§ **DIRECTIONS FOR THIS TASK**
What follows is a block of records; restate each one word for word.

§ **LISTED RECORDS**
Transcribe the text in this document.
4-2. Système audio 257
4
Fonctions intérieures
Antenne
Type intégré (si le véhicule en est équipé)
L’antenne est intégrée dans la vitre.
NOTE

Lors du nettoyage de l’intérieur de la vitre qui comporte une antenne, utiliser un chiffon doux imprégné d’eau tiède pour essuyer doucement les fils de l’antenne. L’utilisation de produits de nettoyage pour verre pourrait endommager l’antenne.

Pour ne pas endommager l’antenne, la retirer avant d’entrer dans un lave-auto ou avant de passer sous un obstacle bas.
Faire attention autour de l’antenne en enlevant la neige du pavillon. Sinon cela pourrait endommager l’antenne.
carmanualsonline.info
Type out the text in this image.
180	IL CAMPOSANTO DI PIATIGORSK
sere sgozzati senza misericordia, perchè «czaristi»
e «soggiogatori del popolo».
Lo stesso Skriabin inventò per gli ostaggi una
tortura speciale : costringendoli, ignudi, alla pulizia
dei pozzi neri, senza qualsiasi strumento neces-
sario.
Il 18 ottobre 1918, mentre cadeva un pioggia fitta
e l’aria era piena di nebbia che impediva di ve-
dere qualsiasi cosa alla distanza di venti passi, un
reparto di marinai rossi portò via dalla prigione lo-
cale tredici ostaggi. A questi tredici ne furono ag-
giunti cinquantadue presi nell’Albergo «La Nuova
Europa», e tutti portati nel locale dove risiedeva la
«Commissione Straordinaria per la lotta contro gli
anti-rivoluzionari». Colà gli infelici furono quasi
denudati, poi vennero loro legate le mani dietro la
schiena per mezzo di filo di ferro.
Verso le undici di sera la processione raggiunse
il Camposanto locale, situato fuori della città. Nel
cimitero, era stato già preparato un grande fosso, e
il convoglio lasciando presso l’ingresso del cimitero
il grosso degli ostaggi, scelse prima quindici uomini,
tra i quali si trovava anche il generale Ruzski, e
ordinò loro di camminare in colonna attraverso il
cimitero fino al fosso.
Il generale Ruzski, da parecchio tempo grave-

§ **TASK RESULT**
Transcribe the text in this document.
4-2. Système audio 257
4
Fonctions intérieures
Antenne
Type intégré (si le véhicule en est équipé)
L’antenne est intégrée dans la vitre.
NOTE

Lors du nettoyage de l’intérieur de la vitre qui comporte une antenne, utiliser un chiffon doux imprégné d’eau tiède pour essuyer doucement les fils de l’antenne. L’utilisation de produits de nettoyage pour verre pourrait endommager l’antenne.

Pour ne pas endommager l’antenne, la retirer avant d’entrer dans un lave-auto ou avant de passer sous un obstacle bas.
Faire attention autour de l’antenne en enlevant la neige du pavillon. Sinon cela pourrait endommager l’antenne.
carmanualsonline.info
Type out the text in this image.
180	IL CAMPOSANTO DI PIATIGORSK
sere sgozzati senza misericordia, perchè «czaristi»
e «soggiogatori del popolo».
Lo stesso Skriabin inventò per gli ostaggi una
tortura speciale : costringendoli, ignudi, alla pulizia
dei pozzi neri, senza qualsiasi strumento neces-
sario.
Il 18 ottobre 1918, mentre cadeva un pioggia fitta
e l’aria era piena di nebbia che impediva di ve-
dere qualsiasi cosa alla distanza di venti passi, un
reparto di marinai rossi portò via dalla prigione lo-
cale tredici ostaggi. A questi tredici ne furono ag-
giunti cinquantadue presi nell’Albergo «La Nuova
Europa», e tutti portati nel locale dove risiedeva la
«Commissione Straordinaria per la lotta contro gli
anti-rivoluzionari». Colà gli infelici furono quasi
denudati, poi vennero loro legate le mani dietro la
schiena per mezzo di filo di ferro.
Verso le undici di sera la processione raggiunse
il Camposanto locale, situato fuori della città. Nel
cimitero, era stato già preparato un grande fosso, e
il convoglio lasciando presso l’ingresso del cimitero
il grosso degli ostaggi, scelse prima quindici uomini,
tra i quali si trovava anche il generale Ruzski, e
ordinò loro di camminare in colonna attraverso il
cimitero fino al fosso.
Il generale Ruzski, da parecchio tempo grave-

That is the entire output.